* _WHAT TO DO_
For each entry below, write an exact copy and leave out the images.
*** Begin section ***
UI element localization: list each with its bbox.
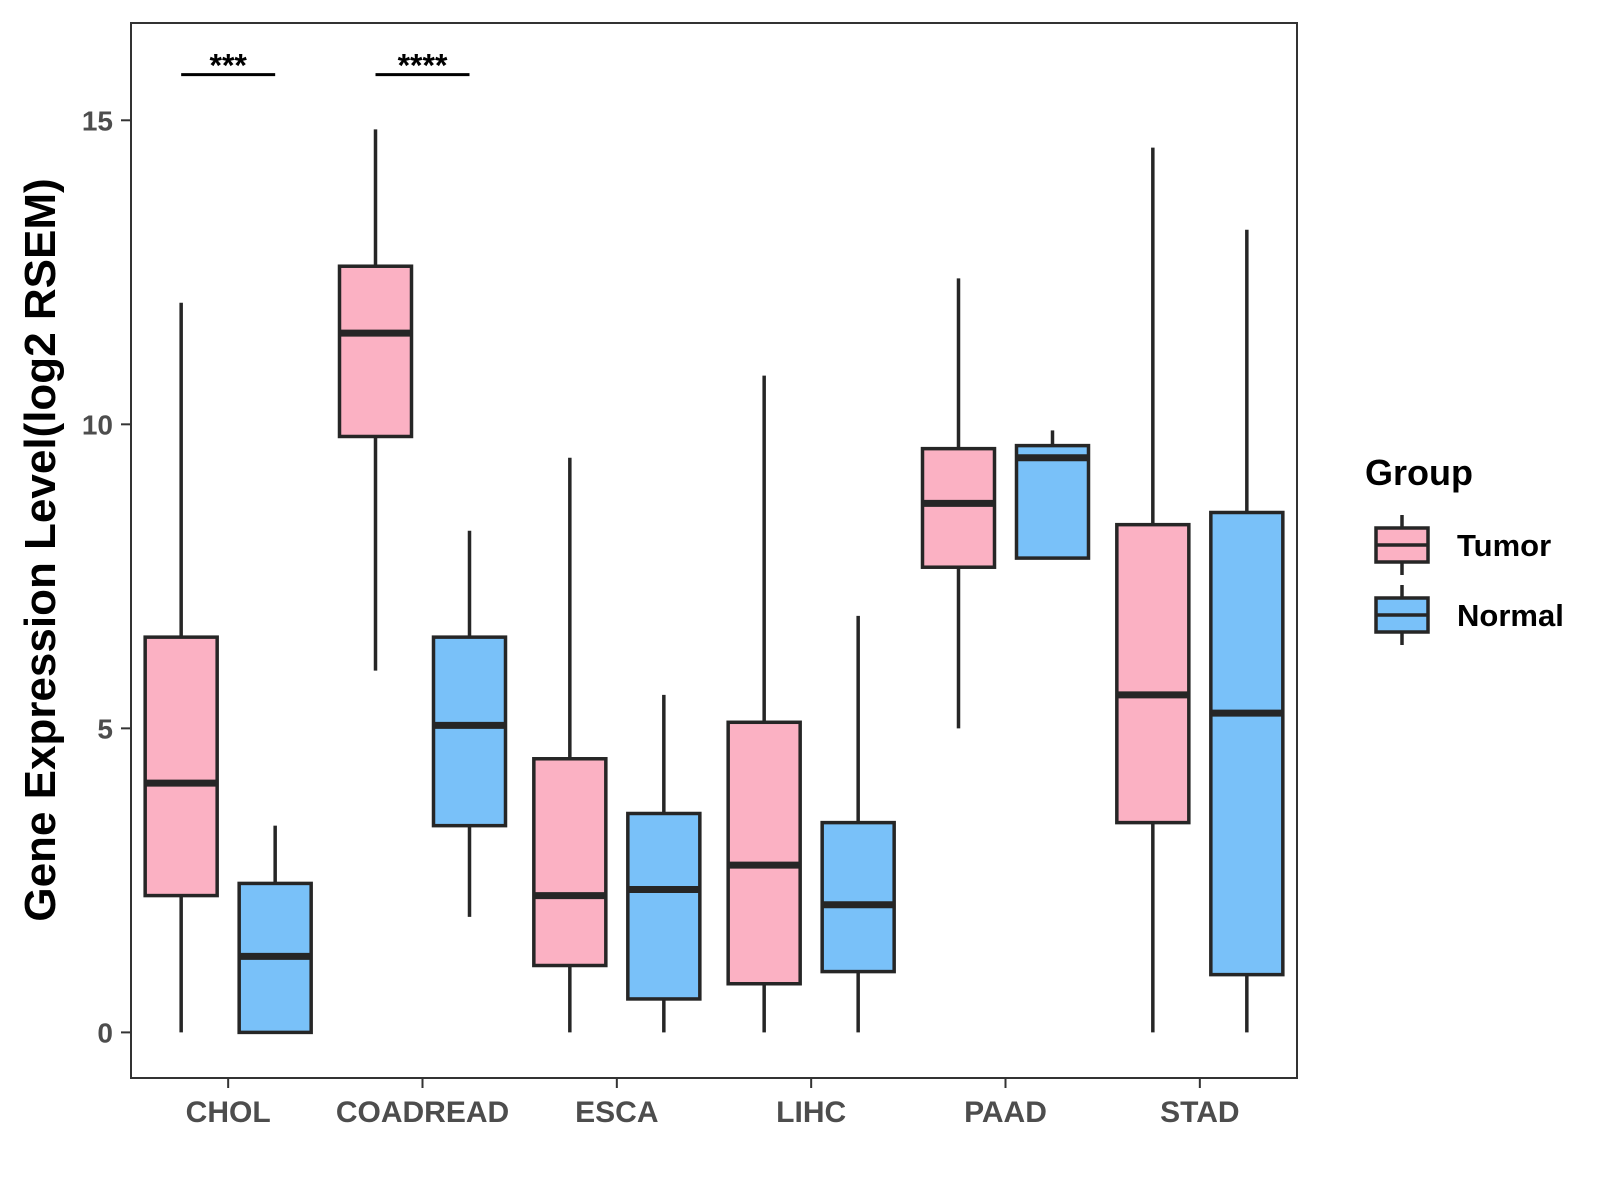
legend-label-normal: Normal: [1457, 598, 1564, 633]
legend: Group Tumor Normal: [1365, 452, 1564, 645]
box-normal-chol: [237, 825, 313, 1035]
boxes-layer: [143, 129, 1285, 1035]
y-tick-label-0: 0: [97, 1017, 113, 1048]
box-tumor-chol: [143, 302, 219, 1033]
box-normal-coadread: [431, 530, 508, 917]
box-body: [820, 820, 896, 974]
legend-entry-normal: Normal: [1374, 585, 1564, 645]
legend-title: Group: [1365, 452, 1473, 493]
y-axis-title: Gene Expression Level(log2 RSEM): [16, 178, 65, 921]
box-tumor-coadread: [337, 129, 414, 671]
box-normal-paad: [1014, 430, 1091, 560]
legend-entry-tumor: Tumor: [1374, 515, 1551, 575]
significance-label: ***: [209, 48, 247, 84]
x-tick-label-paad: PAAD: [964, 1096, 1047, 1129]
plot-panel-border: [130, 22, 1298, 1079]
x-tick-label-stad: STAD: [1160, 1096, 1239, 1129]
box-body: [143, 635, 219, 898]
box-normal-esca: [626, 694, 702, 1033]
box-body: [1115, 522, 1191, 825]
significance-chol: ***: [181, 48, 276, 84]
box-normal-stad: [1209, 229, 1285, 1033]
x-tick-label-coadread: COADREAD: [336, 1096, 509, 1129]
y-tick-label-15: 15: [82, 105, 113, 136]
box-tumor-lihc: [726, 375, 802, 1033]
legend-label-tumor: Tumor: [1457, 528, 1551, 563]
x-tick-label-lihc: LIHC: [776, 1096, 846, 1129]
box-body: [337, 264, 414, 439]
significance-annotations: *** ****: [181, 48, 470, 84]
y-tick-label-10: 10: [82, 409, 113, 440]
box-body: [1209, 510, 1285, 977]
box-body: [532, 757, 608, 968]
box-body: [1014, 443, 1091, 560]
box-tumor-paad: [920, 278, 997, 729]
x-tick-label-esca: ESCA: [575, 1096, 658, 1129]
box-body: [431, 635, 508, 828]
significance-label: ****: [398, 48, 448, 84]
box-body: [920, 446, 997, 569]
y-axis: 0 5 10 15: [82, 105, 131, 1048]
box-body: [726, 720, 802, 986]
x-tick-label-chol: CHOL: [186, 1096, 271, 1129]
box-normal-lihc: [820, 615, 896, 1033]
significance-coadread: ****: [375, 48, 470, 84]
box-body: [626, 811, 702, 1001]
x-axis: CHOL COADREAD ESCA LIHC PAAD STAD: [186, 1078, 1240, 1129]
box-tumor-esca: [532, 457, 608, 1033]
y-tick-label-5: 5: [97, 713, 113, 744]
box-tumor-stad: [1115, 147, 1191, 1033]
*** End section ***
* _RESPONSE BOX_
UI element localization: list each with its bbox.
legend-label-normal: Normal: [1457, 598, 1564, 633]
legend: Group Tumor Normal: [1365, 452, 1564, 645]
box-normal-chol: [237, 825, 313, 1035]
boxes-layer: [143, 129, 1285, 1035]
y-tick-label-0: 0: [97, 1017, 113, 1048]
box-tumor-chol: [143, 302, 219, 1033]
box-normal-coadread: [431, 530, 508, 917]
box-body: [820, 820, 896, 974]
legend-entry-normal: Normal: [1374, 585, 1564, 645]
legend-title: Group: [1365, 452, 1473, 493]
y-axis-title: Gene Expression Level(log2 RSEM): [16, 178, 65, 921]
box-tumor-coadread: [337, 129, 414, 671]
box-normal-paad: [1014, 430, 1091, 560]
legend-entry-tumor: Tumor: [1374, 515, 1551, 575]
significance-label: ***: [209, 48, 247, 84]
x-tick-label-paad: PAAD: [964, 1096, 1047, 1129]
plot-panel-border: [130, 22, 1298, 1079]
x-tick-label-stad: STAD: [1160, 1096, 1239, 1129]
box-body: [143, 635, 219, 898]
box-normal-esca: [626, 694, 702, 1033]
box-body: [1115, 522, 1191, 825]
significance-chol: ***: [181, 48, 276, 84]
box-normal-stad: [1209, 229, 1285, 1033]
x-tick-label-coadread: COADREAD: [336, 1096, 509, 1129]
y-tick-label-15: 15: [82, 105, 113, 136]
box-tumor-lihc: [726, 375, 802, 1033]
legend-label-tumor: Tumor: [1457, 528, 1551, 563]
x-tick-label-lihc: LIHC: [776, 1096, 846, 1129]
box-body: [337, 264, 414, 439]
significance-annotations: *** ****: [181, 48, 470, 84]
y-tick-label-10: 10: [82, 409, 113, 440]
box-body: [1209, 510, 1285, 977]
box-body: [532, 757, 608, 968]
box-body: [1014, 443, 1091, 560]
box-tumor-paad: [920, 278, 997, 729]
x-tick-label-esca: ESCA: [575, 1096, 658, 1129]
box-body: [431, 635, 508, 828]
significance-label: ****: [398, 48, 448, 84]
box-body: [920, 446, 997, 569]
y-axis: 0 5 10 15: [82, 105, 131, 1048]
box-body: [726, 720, 802, 986]
x-tick-label-chol: CHOL: [186, 1096, 271, 1129]
box-normal-lihc: [820, 615, 896, 1033]
significance-coadread: ****: [375, 48, 470, 84]
box-body: [626, 811, 702, 1001]
x-axis: CHOL COADREAD ESCA LIHC PAAD STAD: [186, 1078, 1240, 1129]
box-tumor-esca: [532, 457, 608, 1033]
y-tick-label-5: 5: [97, 713, 113, 744]
box-tumor-stad: [1115, 147, 1191, 1033]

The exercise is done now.